-- start Data shown --
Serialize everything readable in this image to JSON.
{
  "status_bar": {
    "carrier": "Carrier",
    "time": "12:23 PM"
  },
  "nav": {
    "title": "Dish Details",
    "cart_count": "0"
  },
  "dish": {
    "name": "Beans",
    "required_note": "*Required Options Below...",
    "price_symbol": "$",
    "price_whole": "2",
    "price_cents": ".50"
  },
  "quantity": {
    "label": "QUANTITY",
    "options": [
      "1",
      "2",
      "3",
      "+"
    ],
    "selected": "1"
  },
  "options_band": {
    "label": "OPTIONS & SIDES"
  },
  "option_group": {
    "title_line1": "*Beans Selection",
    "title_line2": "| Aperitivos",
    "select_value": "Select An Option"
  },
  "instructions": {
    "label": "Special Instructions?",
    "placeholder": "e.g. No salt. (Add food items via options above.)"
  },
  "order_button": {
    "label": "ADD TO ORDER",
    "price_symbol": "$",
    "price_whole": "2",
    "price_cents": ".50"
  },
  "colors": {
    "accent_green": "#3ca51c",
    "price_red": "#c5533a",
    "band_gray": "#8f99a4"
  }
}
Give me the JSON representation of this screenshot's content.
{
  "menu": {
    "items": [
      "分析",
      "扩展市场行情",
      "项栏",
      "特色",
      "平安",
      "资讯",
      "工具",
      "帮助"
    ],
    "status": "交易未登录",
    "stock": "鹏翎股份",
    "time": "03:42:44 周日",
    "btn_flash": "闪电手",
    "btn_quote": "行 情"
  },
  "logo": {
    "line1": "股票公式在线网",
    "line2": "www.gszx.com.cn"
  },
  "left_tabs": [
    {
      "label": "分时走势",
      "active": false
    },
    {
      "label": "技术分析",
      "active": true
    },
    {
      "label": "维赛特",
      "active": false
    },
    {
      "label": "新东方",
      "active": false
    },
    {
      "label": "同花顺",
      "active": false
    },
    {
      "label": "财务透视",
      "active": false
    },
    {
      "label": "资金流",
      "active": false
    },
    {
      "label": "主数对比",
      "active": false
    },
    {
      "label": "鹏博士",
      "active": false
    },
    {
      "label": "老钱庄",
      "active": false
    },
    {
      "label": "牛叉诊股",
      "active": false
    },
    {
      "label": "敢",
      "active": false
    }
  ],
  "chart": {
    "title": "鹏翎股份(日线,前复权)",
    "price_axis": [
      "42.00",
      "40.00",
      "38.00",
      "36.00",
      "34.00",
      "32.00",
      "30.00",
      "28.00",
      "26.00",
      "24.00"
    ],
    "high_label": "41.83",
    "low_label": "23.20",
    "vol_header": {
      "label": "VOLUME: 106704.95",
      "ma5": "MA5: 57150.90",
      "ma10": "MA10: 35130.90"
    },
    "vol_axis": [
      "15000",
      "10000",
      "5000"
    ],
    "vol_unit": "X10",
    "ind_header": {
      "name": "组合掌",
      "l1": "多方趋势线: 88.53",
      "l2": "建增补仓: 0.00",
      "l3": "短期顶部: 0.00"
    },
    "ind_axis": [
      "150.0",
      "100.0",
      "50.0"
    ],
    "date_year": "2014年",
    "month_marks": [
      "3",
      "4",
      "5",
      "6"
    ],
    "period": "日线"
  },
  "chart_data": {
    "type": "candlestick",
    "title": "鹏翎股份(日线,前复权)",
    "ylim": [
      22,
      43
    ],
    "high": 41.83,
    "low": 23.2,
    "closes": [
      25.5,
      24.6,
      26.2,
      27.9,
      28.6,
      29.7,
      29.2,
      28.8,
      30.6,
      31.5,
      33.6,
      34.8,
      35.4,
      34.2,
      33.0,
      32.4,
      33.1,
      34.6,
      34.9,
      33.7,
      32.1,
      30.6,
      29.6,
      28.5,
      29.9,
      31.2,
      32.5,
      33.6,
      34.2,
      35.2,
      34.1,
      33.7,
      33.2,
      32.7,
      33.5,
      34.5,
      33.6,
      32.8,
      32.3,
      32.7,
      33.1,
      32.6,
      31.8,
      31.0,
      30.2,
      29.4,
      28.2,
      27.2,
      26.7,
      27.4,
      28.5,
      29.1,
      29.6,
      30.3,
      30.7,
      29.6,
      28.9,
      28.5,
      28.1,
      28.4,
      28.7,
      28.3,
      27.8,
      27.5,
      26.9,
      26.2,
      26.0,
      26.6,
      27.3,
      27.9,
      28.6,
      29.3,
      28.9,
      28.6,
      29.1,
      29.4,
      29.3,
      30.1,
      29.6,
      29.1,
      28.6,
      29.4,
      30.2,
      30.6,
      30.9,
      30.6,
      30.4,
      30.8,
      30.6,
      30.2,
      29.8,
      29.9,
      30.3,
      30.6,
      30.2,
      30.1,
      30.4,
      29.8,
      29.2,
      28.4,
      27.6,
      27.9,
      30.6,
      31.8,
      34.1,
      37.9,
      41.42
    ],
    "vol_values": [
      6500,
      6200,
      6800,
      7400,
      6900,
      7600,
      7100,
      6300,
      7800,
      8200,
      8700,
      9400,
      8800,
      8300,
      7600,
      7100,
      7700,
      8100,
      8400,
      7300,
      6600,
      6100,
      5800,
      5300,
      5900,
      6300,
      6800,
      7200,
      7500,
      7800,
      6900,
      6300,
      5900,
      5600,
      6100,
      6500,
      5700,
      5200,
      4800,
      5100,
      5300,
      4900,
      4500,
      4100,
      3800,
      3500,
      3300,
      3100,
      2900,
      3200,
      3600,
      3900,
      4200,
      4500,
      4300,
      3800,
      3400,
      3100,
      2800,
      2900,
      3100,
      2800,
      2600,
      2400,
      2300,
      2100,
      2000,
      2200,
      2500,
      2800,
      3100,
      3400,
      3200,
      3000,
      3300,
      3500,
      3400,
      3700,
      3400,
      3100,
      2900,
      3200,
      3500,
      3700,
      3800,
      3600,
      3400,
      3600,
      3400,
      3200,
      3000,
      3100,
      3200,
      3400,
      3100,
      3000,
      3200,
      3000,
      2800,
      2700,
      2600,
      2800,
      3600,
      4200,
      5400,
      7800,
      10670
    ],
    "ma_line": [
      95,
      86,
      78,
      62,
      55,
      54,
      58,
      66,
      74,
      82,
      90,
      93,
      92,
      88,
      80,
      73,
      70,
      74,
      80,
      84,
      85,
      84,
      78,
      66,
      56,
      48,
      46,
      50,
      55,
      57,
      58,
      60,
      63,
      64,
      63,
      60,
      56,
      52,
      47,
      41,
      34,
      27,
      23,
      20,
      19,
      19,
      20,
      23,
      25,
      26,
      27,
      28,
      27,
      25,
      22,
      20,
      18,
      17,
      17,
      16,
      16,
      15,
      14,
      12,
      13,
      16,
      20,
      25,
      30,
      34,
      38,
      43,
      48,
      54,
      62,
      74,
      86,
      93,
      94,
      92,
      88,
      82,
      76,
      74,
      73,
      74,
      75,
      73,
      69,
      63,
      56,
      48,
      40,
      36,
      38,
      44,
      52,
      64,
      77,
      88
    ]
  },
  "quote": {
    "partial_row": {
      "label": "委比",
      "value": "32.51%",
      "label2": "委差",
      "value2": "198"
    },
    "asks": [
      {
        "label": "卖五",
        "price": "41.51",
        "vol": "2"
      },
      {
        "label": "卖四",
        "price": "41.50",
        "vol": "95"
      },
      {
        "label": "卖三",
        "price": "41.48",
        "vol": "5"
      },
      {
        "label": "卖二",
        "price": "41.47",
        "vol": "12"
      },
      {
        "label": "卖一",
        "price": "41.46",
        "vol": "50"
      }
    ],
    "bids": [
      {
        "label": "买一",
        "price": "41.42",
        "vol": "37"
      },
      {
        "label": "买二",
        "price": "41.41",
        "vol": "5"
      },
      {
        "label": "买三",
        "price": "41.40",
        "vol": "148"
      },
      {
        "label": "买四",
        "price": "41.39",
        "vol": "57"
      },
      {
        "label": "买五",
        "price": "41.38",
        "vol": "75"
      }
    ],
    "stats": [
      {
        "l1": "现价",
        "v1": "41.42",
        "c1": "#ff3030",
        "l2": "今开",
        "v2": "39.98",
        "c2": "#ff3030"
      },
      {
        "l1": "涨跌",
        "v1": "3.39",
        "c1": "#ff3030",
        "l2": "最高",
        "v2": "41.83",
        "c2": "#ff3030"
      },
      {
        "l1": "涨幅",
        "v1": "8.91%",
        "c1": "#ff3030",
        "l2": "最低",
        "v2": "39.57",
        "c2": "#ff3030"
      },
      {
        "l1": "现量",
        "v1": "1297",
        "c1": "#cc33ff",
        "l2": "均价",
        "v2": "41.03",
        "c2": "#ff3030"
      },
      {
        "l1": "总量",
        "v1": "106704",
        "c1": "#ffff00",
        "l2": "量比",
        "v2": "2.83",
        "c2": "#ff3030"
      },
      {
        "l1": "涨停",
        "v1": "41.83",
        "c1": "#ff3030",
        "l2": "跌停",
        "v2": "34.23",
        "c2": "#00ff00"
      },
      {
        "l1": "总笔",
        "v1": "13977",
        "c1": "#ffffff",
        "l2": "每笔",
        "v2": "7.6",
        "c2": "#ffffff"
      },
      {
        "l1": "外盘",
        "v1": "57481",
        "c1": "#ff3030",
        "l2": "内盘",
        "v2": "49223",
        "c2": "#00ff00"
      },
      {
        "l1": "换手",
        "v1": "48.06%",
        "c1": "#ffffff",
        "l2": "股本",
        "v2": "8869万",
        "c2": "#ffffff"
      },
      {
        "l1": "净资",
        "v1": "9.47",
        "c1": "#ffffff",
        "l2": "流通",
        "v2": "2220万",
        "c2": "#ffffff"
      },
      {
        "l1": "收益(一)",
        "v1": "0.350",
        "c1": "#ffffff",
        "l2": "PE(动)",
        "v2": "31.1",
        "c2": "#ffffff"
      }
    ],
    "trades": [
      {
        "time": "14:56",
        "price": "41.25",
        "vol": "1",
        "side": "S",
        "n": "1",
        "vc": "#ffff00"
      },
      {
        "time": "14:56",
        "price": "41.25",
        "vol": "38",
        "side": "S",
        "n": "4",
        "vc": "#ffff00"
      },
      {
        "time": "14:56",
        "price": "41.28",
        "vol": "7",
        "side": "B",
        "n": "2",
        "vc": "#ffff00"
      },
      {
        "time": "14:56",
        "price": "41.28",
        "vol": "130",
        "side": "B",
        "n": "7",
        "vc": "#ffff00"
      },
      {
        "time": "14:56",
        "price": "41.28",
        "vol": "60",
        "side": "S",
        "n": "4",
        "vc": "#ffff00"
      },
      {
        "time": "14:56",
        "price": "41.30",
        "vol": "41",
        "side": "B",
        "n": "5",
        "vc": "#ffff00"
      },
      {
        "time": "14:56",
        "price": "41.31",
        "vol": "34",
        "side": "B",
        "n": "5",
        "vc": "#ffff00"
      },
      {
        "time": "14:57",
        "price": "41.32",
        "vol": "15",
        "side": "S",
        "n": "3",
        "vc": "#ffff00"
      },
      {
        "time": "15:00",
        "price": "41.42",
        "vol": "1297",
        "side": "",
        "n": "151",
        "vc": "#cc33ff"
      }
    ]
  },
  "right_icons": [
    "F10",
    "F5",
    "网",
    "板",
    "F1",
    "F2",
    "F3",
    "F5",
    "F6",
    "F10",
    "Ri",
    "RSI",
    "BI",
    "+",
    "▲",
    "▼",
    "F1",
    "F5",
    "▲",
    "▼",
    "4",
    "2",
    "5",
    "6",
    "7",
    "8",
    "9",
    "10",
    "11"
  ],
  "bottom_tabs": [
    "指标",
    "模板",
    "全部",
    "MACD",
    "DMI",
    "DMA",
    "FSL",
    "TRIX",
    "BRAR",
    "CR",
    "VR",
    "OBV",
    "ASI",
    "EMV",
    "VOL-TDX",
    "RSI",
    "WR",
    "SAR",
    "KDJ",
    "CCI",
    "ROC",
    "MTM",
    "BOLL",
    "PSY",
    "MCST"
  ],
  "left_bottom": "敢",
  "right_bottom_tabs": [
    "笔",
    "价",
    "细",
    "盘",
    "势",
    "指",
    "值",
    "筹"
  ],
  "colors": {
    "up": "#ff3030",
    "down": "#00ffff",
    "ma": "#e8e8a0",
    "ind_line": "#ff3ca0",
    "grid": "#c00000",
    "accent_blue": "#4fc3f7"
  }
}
-- end Data shown --
Say how many lines hold the word "items", giving the number and nothing else.

2